┌─ Texto de referencia

Con el planteamiento inicial —esa búsqueda de un asesino y el ir descubriendo secretos—, la intriga está servida. Los personajes prometen una profundidad psicológica atrayente y el pueblo de Aurora se dibuja como el escenario perfecto para las más sórdidas tramas, recreando en la memoria, quizás, un microcosmos en el que el mismísimo inspector Tibbs (Sidney Poitier, En el calor de la noche) se podría ver envuelto.

Hay sorpresas inesperadas salpicando la narración, con pequeños giros que buscan hacer sospechar de todo el mundo. Hay una amistad con aire de pupilaje como aquella que podía verse entre Mitch y Morrie en Martes con mi viejo profesor, o eso parece. Y sí, hay una latente historia de amor imposible, tierno pero triste, que se lleva otra parte del corazón de ciertos lectores.

Todo eso lo consigue y logra enganchar… al principio.

Sin embargo, según avanza el texto, el ritmo se va volviendo más lento y la atención se difumina. Son 672 páginas donde Marcus se dedica a dar palos de ciego en la investigación —de vez en cuando, acierta— y a sufrir la lucha eterna entre la labor —pretendida por él como casi mística— del escritor y el negocio editorial. Porque, eso sí, refleja con claridad los pocos escrúpulos y las estrategias calculadas que existen a la hora de convertir un libro determinado en un best seller, independientemente de la calidad de éste.

Los personajes van quedándose planos, desaprovechando las circunstancias que los rodean, sin matizar ni profundizar en su comportamiento ni en sus motivaciones. Los giros sorprendentes no son tales, sino que más bien actúan como cortinas de humo o, sencillamente, crean vacíos que al cerrar el libro siguen sin explicarse —las destrezas de una niña de quince años en aquella época siguen siendo cuestionables.

└─
┌─ Extractos de datos

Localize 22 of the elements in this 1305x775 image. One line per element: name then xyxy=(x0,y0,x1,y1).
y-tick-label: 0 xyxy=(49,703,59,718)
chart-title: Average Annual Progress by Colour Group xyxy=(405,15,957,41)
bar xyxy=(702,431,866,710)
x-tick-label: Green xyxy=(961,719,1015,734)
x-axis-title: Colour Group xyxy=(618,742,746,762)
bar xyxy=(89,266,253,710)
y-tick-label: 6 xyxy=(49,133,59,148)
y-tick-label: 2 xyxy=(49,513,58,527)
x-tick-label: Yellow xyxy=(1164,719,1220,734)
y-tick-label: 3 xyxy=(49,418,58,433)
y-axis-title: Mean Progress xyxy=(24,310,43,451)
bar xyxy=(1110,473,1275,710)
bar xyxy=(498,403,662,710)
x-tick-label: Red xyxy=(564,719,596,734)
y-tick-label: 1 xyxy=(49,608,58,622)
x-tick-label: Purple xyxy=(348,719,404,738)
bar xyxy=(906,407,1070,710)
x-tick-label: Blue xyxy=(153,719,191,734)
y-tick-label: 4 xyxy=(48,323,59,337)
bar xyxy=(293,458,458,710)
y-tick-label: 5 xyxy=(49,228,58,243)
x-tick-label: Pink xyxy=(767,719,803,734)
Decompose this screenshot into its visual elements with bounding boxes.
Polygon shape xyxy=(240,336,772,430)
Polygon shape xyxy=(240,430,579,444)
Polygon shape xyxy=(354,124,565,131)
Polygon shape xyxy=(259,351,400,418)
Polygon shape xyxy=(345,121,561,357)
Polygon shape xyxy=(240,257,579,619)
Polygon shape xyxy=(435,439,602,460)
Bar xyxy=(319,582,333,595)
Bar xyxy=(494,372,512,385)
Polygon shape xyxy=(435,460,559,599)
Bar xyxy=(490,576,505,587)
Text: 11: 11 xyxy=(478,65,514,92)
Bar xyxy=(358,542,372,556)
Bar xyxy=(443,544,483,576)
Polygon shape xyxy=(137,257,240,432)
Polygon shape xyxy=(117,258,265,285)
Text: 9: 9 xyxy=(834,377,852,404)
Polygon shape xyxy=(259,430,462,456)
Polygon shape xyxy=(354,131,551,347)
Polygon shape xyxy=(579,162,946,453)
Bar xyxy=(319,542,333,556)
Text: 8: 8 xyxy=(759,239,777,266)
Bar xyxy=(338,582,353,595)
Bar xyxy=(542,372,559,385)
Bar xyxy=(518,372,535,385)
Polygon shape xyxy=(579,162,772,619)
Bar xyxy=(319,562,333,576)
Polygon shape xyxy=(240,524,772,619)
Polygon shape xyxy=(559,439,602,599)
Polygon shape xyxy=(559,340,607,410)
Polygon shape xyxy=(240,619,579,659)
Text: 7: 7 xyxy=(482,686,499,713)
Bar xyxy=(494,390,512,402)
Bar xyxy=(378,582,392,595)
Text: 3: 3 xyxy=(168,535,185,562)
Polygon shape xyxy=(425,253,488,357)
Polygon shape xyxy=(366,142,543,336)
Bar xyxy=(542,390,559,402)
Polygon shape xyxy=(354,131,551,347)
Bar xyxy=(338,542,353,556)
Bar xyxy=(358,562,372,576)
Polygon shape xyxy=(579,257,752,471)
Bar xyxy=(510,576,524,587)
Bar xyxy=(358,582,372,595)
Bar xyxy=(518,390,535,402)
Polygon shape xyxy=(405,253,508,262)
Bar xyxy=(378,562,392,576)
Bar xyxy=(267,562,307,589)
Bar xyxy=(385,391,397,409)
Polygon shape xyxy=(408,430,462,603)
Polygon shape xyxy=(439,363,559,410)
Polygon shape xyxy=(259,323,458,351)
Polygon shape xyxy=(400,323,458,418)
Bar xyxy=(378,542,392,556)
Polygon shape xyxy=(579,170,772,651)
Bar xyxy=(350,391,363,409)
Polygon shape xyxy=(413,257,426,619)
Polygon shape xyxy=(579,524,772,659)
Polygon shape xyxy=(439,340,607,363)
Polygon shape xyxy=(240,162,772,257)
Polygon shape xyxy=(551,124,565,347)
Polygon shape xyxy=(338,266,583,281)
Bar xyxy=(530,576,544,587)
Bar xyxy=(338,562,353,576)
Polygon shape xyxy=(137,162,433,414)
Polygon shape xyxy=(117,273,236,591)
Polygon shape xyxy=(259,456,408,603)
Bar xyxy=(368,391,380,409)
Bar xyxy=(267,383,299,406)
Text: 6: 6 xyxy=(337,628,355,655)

└─

• Acciones a realizar:
#1 Según la reseña, ¿cuántas páginas tiene el libro?
#2 Reproduzca el fragmento de la reseña que comienza en las palabras "Con el planteamiento" y concluye tras "enganchar… al principio.".

• Respuestas proporcionadas:
#1 672 páginas.

#2
Con el planteamiento inicial —esa búsqueda de un asesino y el ir descubriendo secretos—, la intriga está servida. Los personajes prometen una profundidad psicológica atrayente y el pueblo de Aurora se dibuja como el escenario perfecto para las más sórdidas tramas, recreando en la memoria, quizás, un microcosmos en el que el mismísimo inspector Tibbs (Sidney Poitier, En el calor de la noche) se podría ver envuelto.

Hay sorpresas inesperadas salpicando la narración, con pequeños giros que buscan hacer sospechar de todo el mundo. Hay una amistad con aire de pupilaje como aquella que podía verse entre Mitch y Morrie en Martes con mi viejo profesor, o eso parece. Y sí, hay una latente historia de amor imposible, tierno pero triste, que se lleva otra parte del corazón de ciertos lectores.

Todo eso lo consigue y logra enganchar… al principio.